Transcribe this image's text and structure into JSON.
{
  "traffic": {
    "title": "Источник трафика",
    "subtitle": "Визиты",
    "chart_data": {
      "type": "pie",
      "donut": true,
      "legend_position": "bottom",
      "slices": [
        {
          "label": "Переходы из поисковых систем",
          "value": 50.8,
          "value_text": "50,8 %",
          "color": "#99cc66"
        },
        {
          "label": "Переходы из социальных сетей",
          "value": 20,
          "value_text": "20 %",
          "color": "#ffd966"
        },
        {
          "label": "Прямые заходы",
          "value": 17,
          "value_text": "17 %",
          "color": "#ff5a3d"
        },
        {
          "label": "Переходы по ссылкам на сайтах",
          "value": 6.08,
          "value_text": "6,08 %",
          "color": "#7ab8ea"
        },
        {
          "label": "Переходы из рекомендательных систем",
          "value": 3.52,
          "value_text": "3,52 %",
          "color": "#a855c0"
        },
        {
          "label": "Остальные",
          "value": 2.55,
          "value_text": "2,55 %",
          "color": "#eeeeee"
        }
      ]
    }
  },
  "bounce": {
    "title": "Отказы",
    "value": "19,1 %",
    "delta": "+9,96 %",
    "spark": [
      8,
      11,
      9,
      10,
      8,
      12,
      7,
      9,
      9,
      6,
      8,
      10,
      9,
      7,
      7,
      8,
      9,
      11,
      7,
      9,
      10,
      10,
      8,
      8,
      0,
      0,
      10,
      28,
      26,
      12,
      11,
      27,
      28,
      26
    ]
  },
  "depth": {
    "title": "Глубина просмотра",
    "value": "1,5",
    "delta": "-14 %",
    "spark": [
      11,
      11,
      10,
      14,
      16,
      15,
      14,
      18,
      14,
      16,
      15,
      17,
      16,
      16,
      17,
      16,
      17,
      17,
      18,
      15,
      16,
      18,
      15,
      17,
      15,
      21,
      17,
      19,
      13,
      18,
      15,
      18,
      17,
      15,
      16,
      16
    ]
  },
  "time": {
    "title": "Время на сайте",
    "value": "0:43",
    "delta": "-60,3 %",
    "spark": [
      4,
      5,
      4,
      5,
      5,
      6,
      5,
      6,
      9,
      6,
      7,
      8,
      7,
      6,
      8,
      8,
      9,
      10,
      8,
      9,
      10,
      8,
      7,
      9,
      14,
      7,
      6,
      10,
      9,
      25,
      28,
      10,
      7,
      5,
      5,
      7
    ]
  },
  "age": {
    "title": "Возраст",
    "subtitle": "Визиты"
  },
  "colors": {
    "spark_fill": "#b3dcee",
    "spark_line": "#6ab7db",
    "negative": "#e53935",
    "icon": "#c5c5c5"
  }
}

- - - - - - -

Prompt
Write out all the lines again, exactly as they are.

Solution to the exercise
Transcribe this image's text and structure into JSON.
{
  "traffic": {
    "title": "Источник трафика",
    "subtitle": "Визиты",
    "chart_data": {
      "type": "pie",
      "donut": true,
      "legend_position": "bottom",
      "slices": [
        {
          "label": "Переходы из поисковых систем",
          "value": 50.8,
          "value_text": "50,8 %",
          "color": "#99cc66"
        },
        {
          "label": "Переходы из социальных сетей",
          "value": 20,
          "value_text": "20 %",
          "color": "#ffd966"
        },
        {
          "label": "Прямые заходы",
          "value": 17,
          "value_text": "17 %",
          "color": "#ff5a3d"
        },
        {
          "label": "Переходы по ссылкам на сайтах",
          "value": 6.08,
          "value_text": "6,08 %",
          "color": "#7ab8ea"
        },
        {
          "label": "Переходы из рекомендательных систем",
          "value": 3.52,
          "value_text": "3,52 %",
          "color": "#a855c0"
        },
        {
          "label": "Остальные",
          "value": 2.55,
          "value_text": "2,55 %",
          "color": "#eeeeee"
        }
      ]
    }
  },
  "bounce": {
    "title": "Отказы",
    "value": "19,1 %",
    "delta": "+9,96 %",
    "spark": [
      8,
      11,
      9,
      10,
      8,
      12,
      7,
      9,
      9,
      6,
      8,
      10,
      9,
      7,
      7,
      8,
      9,
      11,
      7,
      9,
      10,
      10,
      8,
      8,
      0,
      0,
      10,
      28,
      26,
      12,
      11,
      27,
      28,
      26
    ]
  },
  "depth": {
    "title": "Глубина просмотра",
    "value": "1,5",
    "delta": "-14 %",
    "spark": [
      11,
      11,
      10,
      14,
      16,
      15,
      14,
      18,
      14,
      16,
      15,
      17,
      16,
      16,
      17,
      16,
      17,
      17,
      18,
      15,
      16,
      18,
      15,
      17,
      15,
      21,
      17,
      19,
      13,
      18,
      15,
      18,
      17,
      15,
      16,
      16
    ]
  },
  "time": {
    "title": "Время на сайте",
    "value": "0:43",
    "delta": "-60,3 %",
    "spark": [
      4,
      5,
      4,
      5,
      5,
      6,
      5,
      6,
      9,
      6,
      7,
      8,
      7,
      6,
      8,
      8,
      9,
      10,
      8,
      9,
      10,
      8,
      7,
      9,
      14,
      7,
      6,
      10,
      9,
      25,
      28,
      10,
      7,
      5,
      5,
      7
    ]
  },
  "age": {
    "title": "Возраст",
    "subtitle": "Визиты"
  },
  "colors": {
    "spark_fill": "#b3dcee",
    "spark_line": "#6ab7db",
    "negative": "#e53935",
    "icon": "#c5c5c5"
  }
}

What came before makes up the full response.